### SET TASKS
1. Copy the part of the forum post on the e-book proofing setup word for word, from "Now all I need" to "with <i>, etc.".
2. Quote exactly the lines in the listing from the line with "col-valoare[interactable]: Valoare [256,184,292,198]" to the line with "credit-lookup-icon[interactable]: ⇄ [222,214,230,228]", including both of those lines.

Standalone programs are fine, but I won't touch GPL code with Mr. 
Haines' ten-foot pole.

So...

There is nothing any nearer to a standard for e-books than HTML. I 
decided that the original OCR should produce HTML output and that the 
markup should stick with the text until the final single file is 
created. Because of this decision, the final single file could be 
created over and over as small tweaks to the component files were made; 
there would be no need for any concept of finality or "doneness."

I discovered that both the Plone and the Apache Lenya content management 
systems used a javascript-based visual HTML editor called Kupu. Kupu is 
now part of the Apache Lenya project and the source is available from 
apache.org under the Apache license.

The editor you see at my website is Kupu, unmodified except for 
modifications to the CSS file that governs how it is displayed. I am 
assuming that at some point I will have to make slight modifications to 
the Kupu code, but that will be among the last things I do. I need to 
get the underlying workflow nailed down first. If there is anyone who 
wants to help out by tackling the Kupu interface (cough, Carel, cough) I 
would welcome the help.

Your comments about the behavior of my site with Chrome makes me wonder 
how well Chrome is supported by the Apache Lenya project; maybe I should 
ping them to try it out.

I needed a repository to track all the individual files for each 
project, and the changes thereto. Well, there's tons of software and 
applications that supports CVS, so CVS it is. The current plan is to 
have /three/ mostly-identical CVS repositories for each project. As 
registered users select a project each will be assigned to that 
repository which has been least-used. While the editor contents can be 
saved as many times as a user wants, when the user leaves a page (or 
after an appropriate timeout) the file will be committed to its repository.

Upon commitment a file will be "diffed" against the other two 
repositories. When conflicts are found, a voting algorithm will resolve 
the conflict, if possible, and the changes will be committed to /all 
three/ repositories. The algorithm will not be a pure "two out of 
three," but will be weighted based on the number of users who have view 
a page. Hopefully, this kind of algorithm can minimize the problem of 
e-graffiti. If a "vote" is two close to call, both options will be 
placed in all the committed files in a manner similar to that proposed 
by Mr. Adcock. My biggest problem here is finding a "diff" application 
that can work as I need it to.

Hmm, if I'm going to make users register and login, and if I'm going to 
track things like which repositories they have been assigned to, I'm 
going to need some kind of data store. My site uses the Apache web 
server, and has MySQL installed. Apache's authdb module can use MySQL as 
the authentication database. I guess all the data I need to track will 
be stored in MySQL (and I haven't even /started/ to think about how to 
define the tables I need).

Now all I need is some glue to hold all the pieces together. I'm an 
accomplished Java programmer, familiar with JDBC and servlets. My site's 
server has Apache Tomcat installed and available. I guess that 
decision's a no-brainer.

So, there's my strategy and some of the tactics to the extent I have 
worked them out. Now a few specific responses.

> On 3/16/2010 3:39 PM, Jon Ingram wrote:
>> Interesting, and it's good to see someone using a rich text editor for
>> the text, rather than expecting proofers to mess around with <i>, etc.

### A run of records
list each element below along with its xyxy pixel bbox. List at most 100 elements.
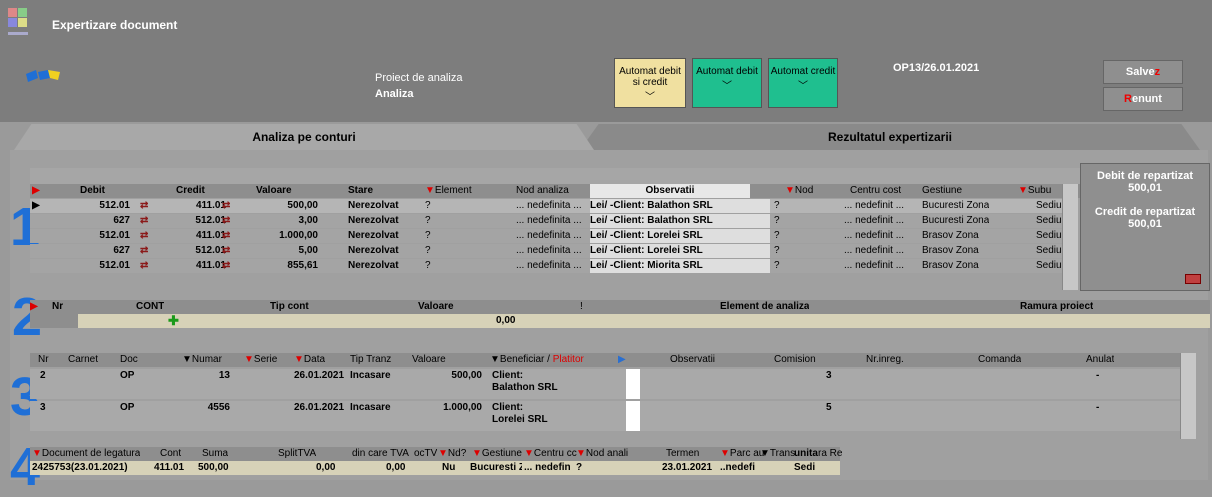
col-valoare[interactable]: Valoare [256,184,292,198]
expand-icon[interactable]: ▶ [618,353,626,367]
col-cont[interactable]: CONT [136,300,164,314]
row-selector[interactable] [30,314,78,328]
col-gestiune[interactable]: ▼Gestiune [472,447,522,461]
table-row[interactable]: 3 OP 4556 26.01.2021 Incasare 1.000,00 Client:… [30,401,1180,431]
debit-lookup-icon[interactable]: ⇄ [140,259,148,273]
col-din-care-tva[interactable]: din care TVA [352,447,409,461]
split-value: 0,00 [316,462,336,473]
table-row[interactable]: 512.01 411.01 1.000,00 Nerezolvat? ... nedef… [30,229,1069,243]
credit-lookup-icon[interactable]: ⇄ [222,199,230,213]
col-split-tva[interactable]: SplitTVA [278,447,316,461]
col-ra-re[interactable]: ra Re [818,447,842,461]
grid1-element: ? [425,215,431,226]
col-doc[interactable]: Doc [120,353,138,367]
doc-legatura-value: 2425753(23.01.2021) [32,462,128,473]
col-nd[interactable]: ▼Nd? [438,447,466,461]
col-tip-cont[interactable]: Tip cont [270,300,309,314]
col-tip-tranz[interactable]: Tip Tranz [350,353,391,367]
minus-icon[interactable] [1185,274,1201,284]
col-observatii[interactable]: Observatii [590,184,750,198]
col-nod[interactable]: ▼Nod [785,184,813,198]
grid4-row[interactable]: 2425753(23.01.2021) 411.01 500,00 0,00 0… [30,461,840,475]
tab-rezultat[interactable]: Rezultatul expertizarii [580,124,1200,150]
tab-analiza[interactable]: Analiza pe conturi [14,124,594,150]
project-value[interactable]: Analiza [375,88,414,100]
credit-lookup-icon[interactable]: ⇄ [222,214,230,228]
col-element-analiza[interactable]: Element de analiza [720,300,809,314]
col-numar[interactable]: ▼Numar [182,353,222,367]
col-anulat[interactable]: Anulat [1086,353,1114,367]
auto-debit-credit-button[interactable]: Automat debit si credit ﹀ [614,58,686,108]
col-debit[interactable]: Debit [80,184,105,198]
col-termen[interactable]: Termen [666,447,699,461]
col-gestiune[interactable]: Gestiune [922,184,962,198]
col-nr[interactable]: Nr [52,300,63,314]
col-nod-analiza[interactable]: Nod analiza [516,184,569,198]
grid1-gestiune: Brasov Zona [922,230,979,241]
debit-lookup-icon[interactable]: ⇄ [140,214,148,228]
col-valoare[interactable]: Valoare [418,300,454,314]
cancel-button[interactable]: Renunt [1103,87,1183,111]
grid1-credit: 411.01 [195,200,226,211]
col-subu[interactable]: ▼Subu [1018,184,1051,198]
op-reference: OP13/26.01.2021 [893,62,980,74]
grid1-valoare: 855,61 [287,260,318,271]
grid1-debit: 512.01 [99,200,130,211]
termen-value: 23.01.2021 [662,462,713,473]
credit-lookup-icon[interactable]: ⇄ [222,259,230,273]
col-stare[interactable]: Stare [348,184,373,198]
col-observatii[interactable]: Observatii [670,353,715,367]
credit-lookup-icon[interactable]: ⇄ [222,244,230,258]
col-nr[interactable]: Nr [38,353,49,367]
table-row[interactable]: 627 512.01 5,00 Nerezolvat? ... nedefinita .… [30,244,1069,258]
col-doc-legatura[interactable]: ▼Document de legatura [32,447,140,461]
col-credit[interactable]: Credit [176,184,205,198]
grid1-observatii: Lei/ -Client: Balathon SRL [590,199,770,213]
col-valoare[interactable]: Valoare [412,353,446,367]
col-unita[interactable]: unita [794,447,818,461]
debit-lookup-icon[interactable]: ⇄ [140,199,148,213]
grid4-header: ▼Document de legatura Cont Suma SplitTVA… [30,447,842,461]
grid2-row[interactable]: ✚ 0,00 [30,314,1210,328]
col-element[interactable]: ▼Element [425,184,472,198]
col-nod[interactable]: ▼Nod anali [576,447,628,461]
credit-repartizat-label: Credit de repartizat [1094,206,1196,218]
grid1-scrollbar[interactable] [1062,184,1078,290]
toolbar [0,56,1212,122]
credit-lookup-icon[interactable]: ⇄ [222,229,230,243]
col-parc[interactable]: ▼Parc au [720,447,764,461]
table-row[interactable]: 2 OP 13 26.01.2021 Incasare 500,00 Client: Bala… [30,369,1180,399]
col-centru[interactable]: ▼Centru cc [524,447,577,461]
debit-lookup-icon[interactable]: ⇄ [140,244,148,258]
col-octv[interactable]: ocTV [414,447,437,461]
app-logo [26,70,60,85]
col-cont[interactable]: Cont [160,447,181,461]
col-nr-inreg[interactable]: Nr.inreg. [866,353,904,367]
col-comision[interactable]: Comision [774,353,816,367]
col-centru-cost[interactable]: Centru cost [850,184,901,198]
col-ramura-proiect[interactable]: Ramura proiect [1020,300,1093,314]
grid1-debit: 627 [113,215,130,226]
grid1-element: ? [425,230,431,241]
col-beneficiar[interactable]: ▼Beneficiar / Platitor [490,353,584,367]
observatii-field[interactable] [626,401,640,431]
col-serie[interactable]: ▼Serie [244,353,277,367]
table-row[interactable]: 512.01 411.01 855,61 Nerezolvat? ... nedefin… [30,259,1069,273]
col-trans[interactable]: ▼Trans [760,447,795,461]
grid1-centru: ... nedefinit ... [844,230,905,241]
col-data[interactable]: ▼Data [294,353,325,367]
col-carnet[interactable]: Carnet [68,353,98,367]
save-button[interactable]: Salvez [1103,60,1183,84]
observatii-field[interactable] [626,369,640,399]
debit-lookup-icon[interactable]: ⇄ [140,229,148,243]
col-suma[interactable]: Suma [202,447,228,461]
col-flag[interactable]: ! [580,300,583,314]
grid1-stare: Nerezolvat [348,215,399,226]
add-icon[interactable]: ✚ [168,314,179,328]
col-comanda[interactable]: Comanda [978,353,1021,367]
table-row[interactable]: ▶ 512.01 411.01 500,00 Nerezolvat? ... nedefi… [30,199,1069,213]
grid3-scrollbar[interactable] [1180,353,1196,439]
auto-debit-button[interactable]: Automat debit ﹀ [692,58,762,108]
auto-credit-button[interactable]: Automat credit ﹀ [768,58,838,108]
table-row[interactable]: 627 512.01 3,00 Nerezolvat? ... nedefinita .… [30,214,1069,228]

### THE ANSWERS
1.
Now all I need is some glue to hold all the pieces together. I'm an 
accomplished Java programmer, familiar with JDBC and servlets. My site's 
server has Apache Tomcat installed and available. I guess that 
decision's a no-brainer.

So, there's my strategy and some of the tactics to the extent I have 
worked them out. Now a few specific responses.

> On 3/16/2010 3:39 PM, Jon Ingram wrote:
>> Interesting, and it's good to see someone using a rich text editor for
>> the text, rather than expecting proofers to mess around with <i>, etc.

2.
col-valoare[interactable]: Valoare [256,184,292,198]
expand-icon[interactable]: ▶ [618,353,626,367]
col-cont[interactable]: CONT [136,300,164,314]
row-selector[interactable] [30,314,78,328]
col-gestiune[interactable]: ▼Gestiune [472,447,522,461]
table-row[interactable]: 3 OP 4556 26.01.2021 Incasare 1.000,00 Client:… [30,401,1180,431]
debit-lookup-icon[interactable]: ⇄ [140,259,148,273]
col-din-care-tva[interactable]: din care TVA [352,447,409,461]
split-value: 0,00 [316,462,336,473]
table-row[interactable]: 512.01 411.01 1.000,00 Nerezolvat? ... nedef… [30,229,1069,243]
credit-lookup-icon[interactable]: ⇄ [222,199,230,213]
col-split-tva[interactable]: SplitTVA [278,447,316,461]
col-ra-re[interactable]: ra Re [818,447,842,461]
grid1-element: ? [425,215,431,226]
col-doc[interactable]: Doc [120,353,138,367]
doc-legatura-value: 2425753(23.01.2021) [32,462,128,473]
col-nd[interactable]: ▼Nd? [438,447,466,461]
col-tip-cont[interactable]: Tip cont [270,300,309,314]
col-tip-tranz[interactable]: Tip Tranz [350,353,391,367]
minus-icon[interactable] [1185,274,1201,284]
col-observatii[interactable]: Observatii [590,184,750,198]
col-nod[interactable]: ▼Nod [785,184,813,198]
grid4-row[interactable]: 2425753(23.01.2021) 411.01 500,00 0,00 0… [30,461,840,475]
tab-rezultat[interactable]: Rezultatul expertizarii [580,124,1200,150]
tab-analiza[interactable]: Analiza pe conturi [14,124,594,150]
project-value[interactable]: Analiza [375,88,414,100]
credit-lookup-icon[interactable]: ⇄ [222,214,230,228]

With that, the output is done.